TASK:
Lift every line from the entries that includes the word "Center".

═══

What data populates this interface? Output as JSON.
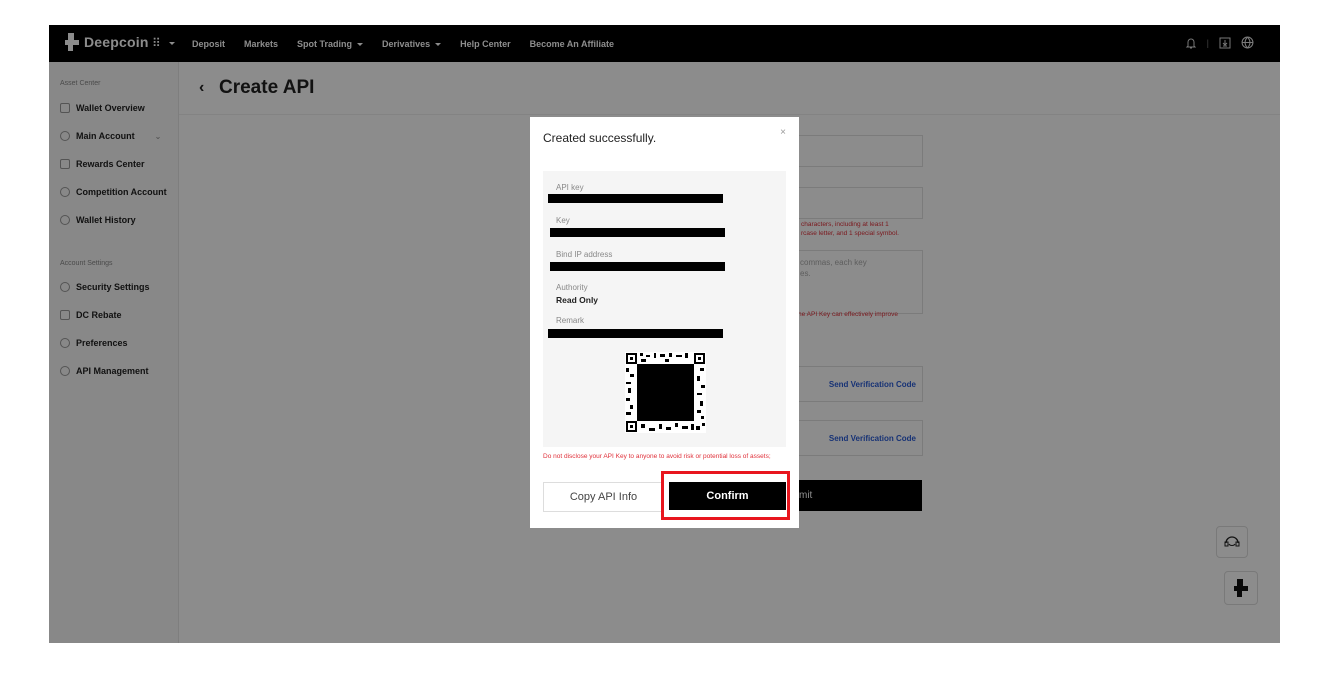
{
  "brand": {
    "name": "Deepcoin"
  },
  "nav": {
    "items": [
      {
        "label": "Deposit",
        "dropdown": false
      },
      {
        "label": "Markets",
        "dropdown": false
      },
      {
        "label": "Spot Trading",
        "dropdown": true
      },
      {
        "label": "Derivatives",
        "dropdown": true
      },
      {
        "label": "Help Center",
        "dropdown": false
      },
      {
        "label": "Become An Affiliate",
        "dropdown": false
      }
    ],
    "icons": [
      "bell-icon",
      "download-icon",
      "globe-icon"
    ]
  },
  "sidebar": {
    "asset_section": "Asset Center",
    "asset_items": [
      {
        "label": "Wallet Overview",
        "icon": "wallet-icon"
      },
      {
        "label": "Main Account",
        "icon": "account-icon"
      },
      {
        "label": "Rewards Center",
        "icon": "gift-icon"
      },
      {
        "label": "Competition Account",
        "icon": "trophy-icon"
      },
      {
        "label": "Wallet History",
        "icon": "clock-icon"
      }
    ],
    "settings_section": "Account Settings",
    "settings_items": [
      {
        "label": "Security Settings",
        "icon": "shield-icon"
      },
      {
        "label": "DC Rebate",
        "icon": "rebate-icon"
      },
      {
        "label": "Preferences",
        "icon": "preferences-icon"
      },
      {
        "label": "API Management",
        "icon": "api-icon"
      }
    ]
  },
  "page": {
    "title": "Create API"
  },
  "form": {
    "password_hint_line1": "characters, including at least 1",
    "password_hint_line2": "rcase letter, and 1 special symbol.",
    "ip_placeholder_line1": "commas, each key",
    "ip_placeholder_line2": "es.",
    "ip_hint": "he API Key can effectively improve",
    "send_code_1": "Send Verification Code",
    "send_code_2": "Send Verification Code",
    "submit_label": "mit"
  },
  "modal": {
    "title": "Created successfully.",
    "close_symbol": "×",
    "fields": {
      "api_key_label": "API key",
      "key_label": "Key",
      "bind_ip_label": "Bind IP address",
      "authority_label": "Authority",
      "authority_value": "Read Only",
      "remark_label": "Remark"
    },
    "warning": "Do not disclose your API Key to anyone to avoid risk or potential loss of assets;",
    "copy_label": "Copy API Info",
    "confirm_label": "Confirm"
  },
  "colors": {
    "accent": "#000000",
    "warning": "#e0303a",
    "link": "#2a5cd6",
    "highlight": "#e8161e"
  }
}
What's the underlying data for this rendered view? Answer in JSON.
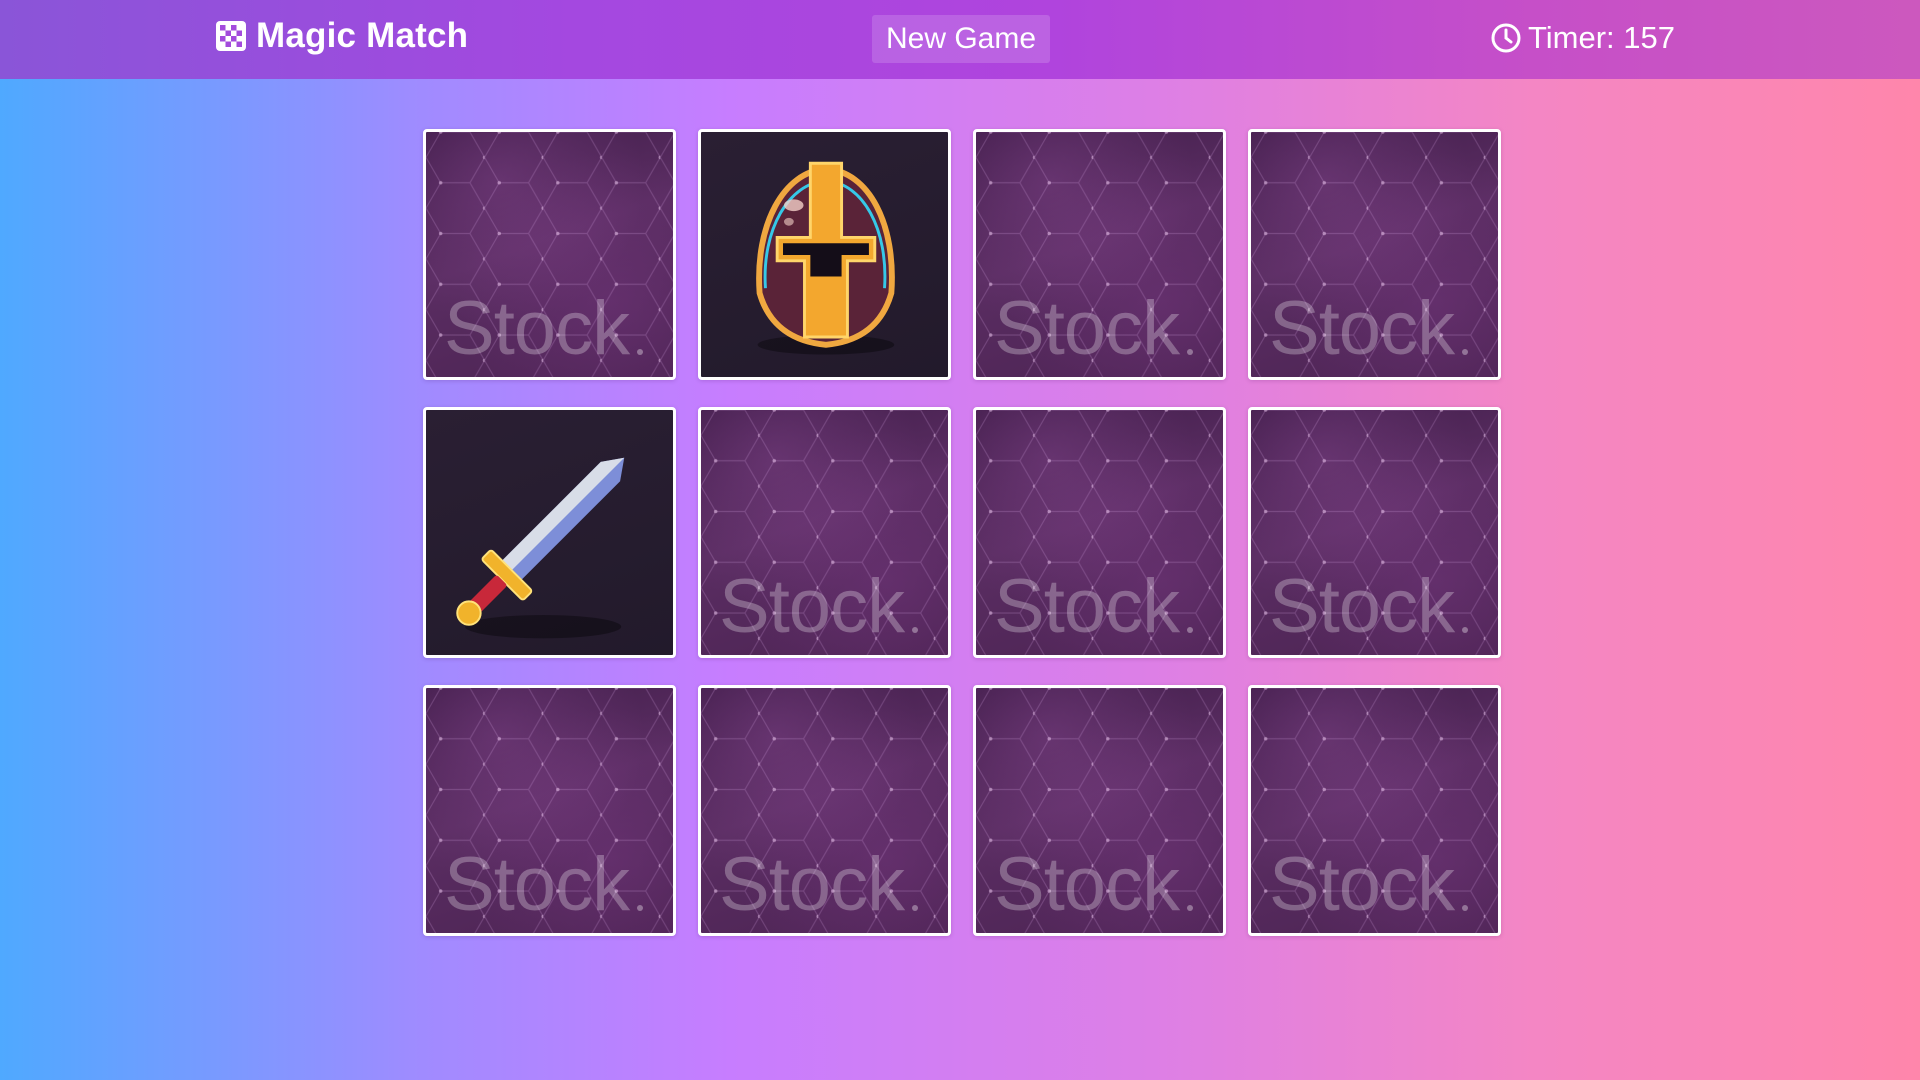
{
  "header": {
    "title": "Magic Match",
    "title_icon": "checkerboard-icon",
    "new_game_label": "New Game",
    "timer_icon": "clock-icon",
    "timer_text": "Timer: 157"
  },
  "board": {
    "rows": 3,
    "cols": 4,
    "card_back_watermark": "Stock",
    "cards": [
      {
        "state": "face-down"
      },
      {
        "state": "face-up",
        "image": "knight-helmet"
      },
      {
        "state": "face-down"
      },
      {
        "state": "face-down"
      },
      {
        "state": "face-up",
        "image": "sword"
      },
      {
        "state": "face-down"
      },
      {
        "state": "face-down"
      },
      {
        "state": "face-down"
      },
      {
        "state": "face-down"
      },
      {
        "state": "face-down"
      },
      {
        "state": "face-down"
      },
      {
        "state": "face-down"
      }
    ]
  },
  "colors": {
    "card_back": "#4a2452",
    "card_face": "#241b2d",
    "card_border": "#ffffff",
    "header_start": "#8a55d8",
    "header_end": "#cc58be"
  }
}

═══

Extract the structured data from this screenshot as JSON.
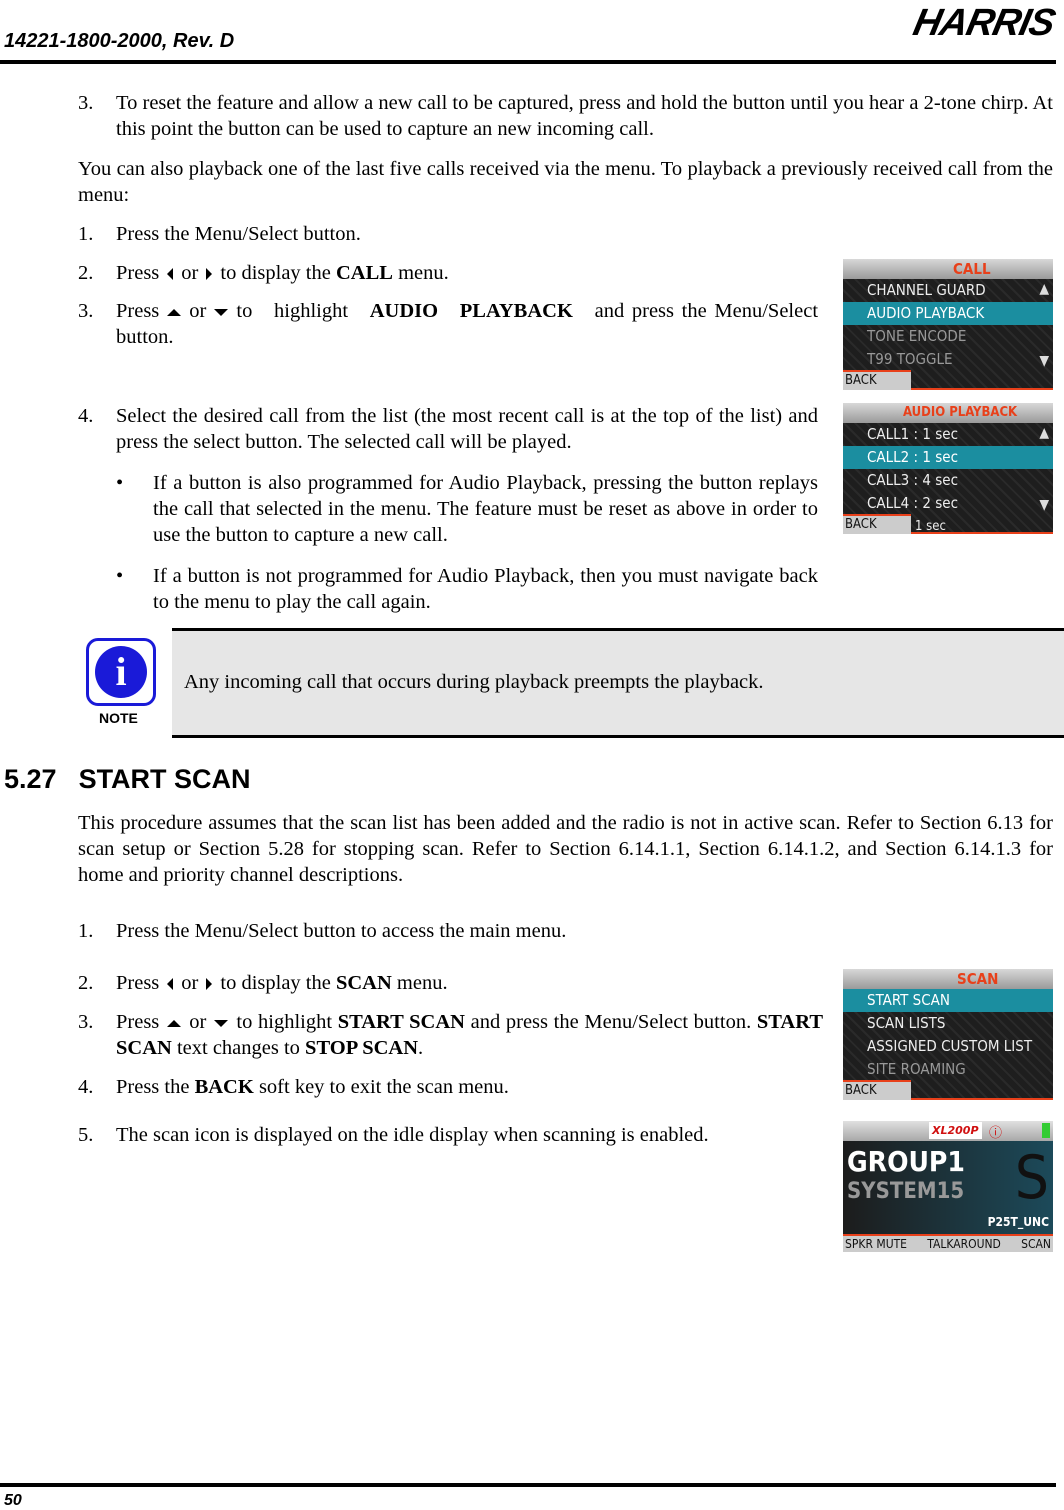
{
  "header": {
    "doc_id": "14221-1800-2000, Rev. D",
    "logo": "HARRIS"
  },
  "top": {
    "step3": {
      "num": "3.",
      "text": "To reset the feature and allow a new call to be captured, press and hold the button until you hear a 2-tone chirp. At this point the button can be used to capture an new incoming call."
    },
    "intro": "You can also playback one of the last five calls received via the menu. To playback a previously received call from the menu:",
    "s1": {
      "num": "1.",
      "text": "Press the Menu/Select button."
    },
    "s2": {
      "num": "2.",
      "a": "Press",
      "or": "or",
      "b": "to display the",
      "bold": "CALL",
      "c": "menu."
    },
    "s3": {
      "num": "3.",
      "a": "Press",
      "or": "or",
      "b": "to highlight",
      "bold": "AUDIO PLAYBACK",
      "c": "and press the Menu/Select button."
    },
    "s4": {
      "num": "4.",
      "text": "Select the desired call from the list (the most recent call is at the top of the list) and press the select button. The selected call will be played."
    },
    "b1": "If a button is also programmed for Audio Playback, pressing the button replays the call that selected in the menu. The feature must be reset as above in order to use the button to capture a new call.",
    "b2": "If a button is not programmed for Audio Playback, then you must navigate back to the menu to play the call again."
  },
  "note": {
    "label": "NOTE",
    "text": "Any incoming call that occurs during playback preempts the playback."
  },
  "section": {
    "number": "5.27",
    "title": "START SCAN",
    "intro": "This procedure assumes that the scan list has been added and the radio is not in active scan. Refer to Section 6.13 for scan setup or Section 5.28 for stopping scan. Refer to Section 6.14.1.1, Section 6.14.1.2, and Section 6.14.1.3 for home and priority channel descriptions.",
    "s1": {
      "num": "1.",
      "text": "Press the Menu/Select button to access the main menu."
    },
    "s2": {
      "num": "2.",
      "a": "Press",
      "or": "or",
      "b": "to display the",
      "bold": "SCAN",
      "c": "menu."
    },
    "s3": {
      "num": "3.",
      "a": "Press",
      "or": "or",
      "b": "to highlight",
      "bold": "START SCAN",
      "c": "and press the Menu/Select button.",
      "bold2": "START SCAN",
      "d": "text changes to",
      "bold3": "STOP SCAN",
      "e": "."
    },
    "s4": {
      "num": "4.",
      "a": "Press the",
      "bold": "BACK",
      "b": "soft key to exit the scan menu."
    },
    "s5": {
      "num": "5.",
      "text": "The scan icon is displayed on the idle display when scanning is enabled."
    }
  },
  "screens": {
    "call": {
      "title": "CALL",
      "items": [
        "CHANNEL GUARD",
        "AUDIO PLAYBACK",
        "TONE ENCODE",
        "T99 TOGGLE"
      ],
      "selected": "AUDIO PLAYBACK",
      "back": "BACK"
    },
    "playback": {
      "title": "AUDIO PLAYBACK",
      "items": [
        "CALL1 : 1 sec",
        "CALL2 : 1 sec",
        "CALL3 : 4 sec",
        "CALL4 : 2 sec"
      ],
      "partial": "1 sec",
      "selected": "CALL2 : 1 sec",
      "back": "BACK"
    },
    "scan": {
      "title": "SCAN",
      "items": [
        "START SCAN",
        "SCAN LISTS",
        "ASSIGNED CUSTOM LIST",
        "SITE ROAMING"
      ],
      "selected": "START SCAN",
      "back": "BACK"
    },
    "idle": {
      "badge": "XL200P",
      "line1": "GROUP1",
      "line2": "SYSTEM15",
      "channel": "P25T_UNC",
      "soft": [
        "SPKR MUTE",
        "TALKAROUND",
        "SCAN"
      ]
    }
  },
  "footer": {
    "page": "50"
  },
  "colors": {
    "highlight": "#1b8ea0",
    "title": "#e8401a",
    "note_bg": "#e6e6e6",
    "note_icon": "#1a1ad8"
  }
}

═══

TASK OUTPUT:
        "label": "Help Center",
    "asset_section": "Asset Center",
        "label": "Rewards Center",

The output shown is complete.